_DATASET RECORDS:_
+ + +

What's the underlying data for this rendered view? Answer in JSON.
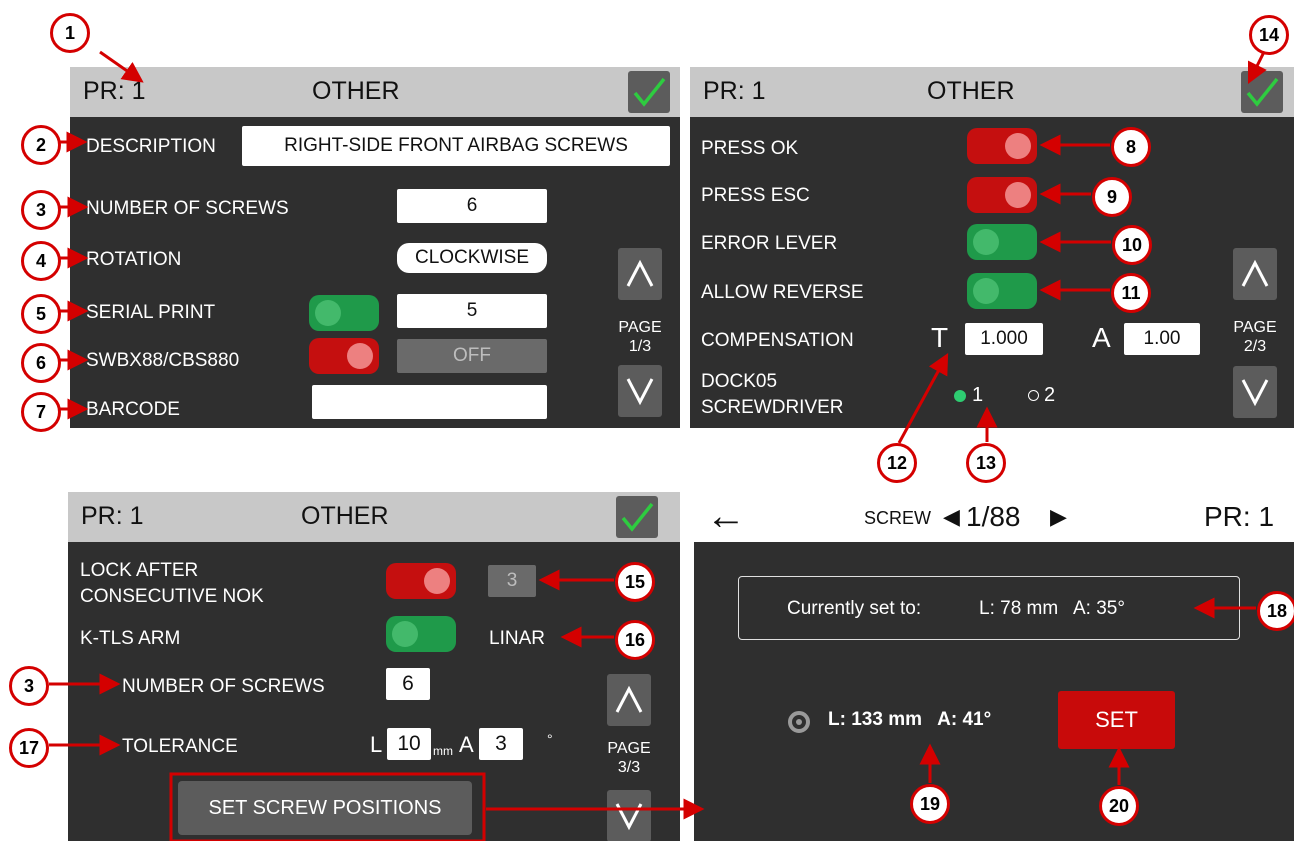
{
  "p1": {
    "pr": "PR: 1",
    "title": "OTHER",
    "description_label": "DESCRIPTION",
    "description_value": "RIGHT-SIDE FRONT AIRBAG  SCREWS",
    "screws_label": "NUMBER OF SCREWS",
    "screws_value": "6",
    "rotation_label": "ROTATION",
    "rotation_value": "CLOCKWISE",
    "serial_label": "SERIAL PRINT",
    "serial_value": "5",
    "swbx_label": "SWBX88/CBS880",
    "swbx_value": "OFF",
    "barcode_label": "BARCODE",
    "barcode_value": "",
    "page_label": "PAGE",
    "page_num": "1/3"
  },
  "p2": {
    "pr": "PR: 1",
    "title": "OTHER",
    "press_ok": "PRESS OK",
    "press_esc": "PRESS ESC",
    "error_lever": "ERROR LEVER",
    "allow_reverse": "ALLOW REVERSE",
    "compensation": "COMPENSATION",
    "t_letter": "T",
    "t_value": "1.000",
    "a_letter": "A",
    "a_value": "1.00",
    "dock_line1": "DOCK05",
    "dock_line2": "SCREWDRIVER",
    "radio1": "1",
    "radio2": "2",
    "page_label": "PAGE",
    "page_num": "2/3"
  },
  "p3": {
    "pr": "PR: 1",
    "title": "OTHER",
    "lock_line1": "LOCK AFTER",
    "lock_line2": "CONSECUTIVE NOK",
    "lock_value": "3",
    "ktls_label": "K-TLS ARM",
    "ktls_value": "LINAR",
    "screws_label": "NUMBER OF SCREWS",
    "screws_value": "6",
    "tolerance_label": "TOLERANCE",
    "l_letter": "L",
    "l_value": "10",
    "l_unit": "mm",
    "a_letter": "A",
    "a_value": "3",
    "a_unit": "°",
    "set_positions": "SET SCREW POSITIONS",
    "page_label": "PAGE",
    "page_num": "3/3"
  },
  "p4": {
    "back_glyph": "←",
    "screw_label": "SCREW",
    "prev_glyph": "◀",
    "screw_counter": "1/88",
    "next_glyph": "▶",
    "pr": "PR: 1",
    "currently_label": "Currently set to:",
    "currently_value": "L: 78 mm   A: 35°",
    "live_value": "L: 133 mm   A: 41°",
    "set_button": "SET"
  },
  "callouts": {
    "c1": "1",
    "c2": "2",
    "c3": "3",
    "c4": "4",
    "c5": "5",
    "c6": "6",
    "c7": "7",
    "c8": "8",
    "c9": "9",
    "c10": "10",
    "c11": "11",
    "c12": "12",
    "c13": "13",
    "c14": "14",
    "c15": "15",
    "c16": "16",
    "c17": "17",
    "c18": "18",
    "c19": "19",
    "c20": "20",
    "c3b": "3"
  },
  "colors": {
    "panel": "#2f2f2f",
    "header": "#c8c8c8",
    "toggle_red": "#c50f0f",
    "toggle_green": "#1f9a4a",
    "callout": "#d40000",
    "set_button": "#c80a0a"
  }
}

+ + +

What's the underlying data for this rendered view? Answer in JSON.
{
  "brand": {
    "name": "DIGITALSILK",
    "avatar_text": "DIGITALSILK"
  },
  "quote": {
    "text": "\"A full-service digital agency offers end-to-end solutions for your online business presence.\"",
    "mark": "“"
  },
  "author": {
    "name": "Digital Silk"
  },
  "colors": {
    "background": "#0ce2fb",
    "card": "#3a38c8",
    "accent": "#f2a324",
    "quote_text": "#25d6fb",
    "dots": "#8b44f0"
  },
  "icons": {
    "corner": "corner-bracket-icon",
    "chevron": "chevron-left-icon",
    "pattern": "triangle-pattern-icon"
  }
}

+ + +

_AIM:_ Isolate the lines that hold the word "PRESS" and copy all of them.

_TASK RESPONSE:_
    "press_ok": "PRESS OK",
    "press_esc": "PRESS ESC",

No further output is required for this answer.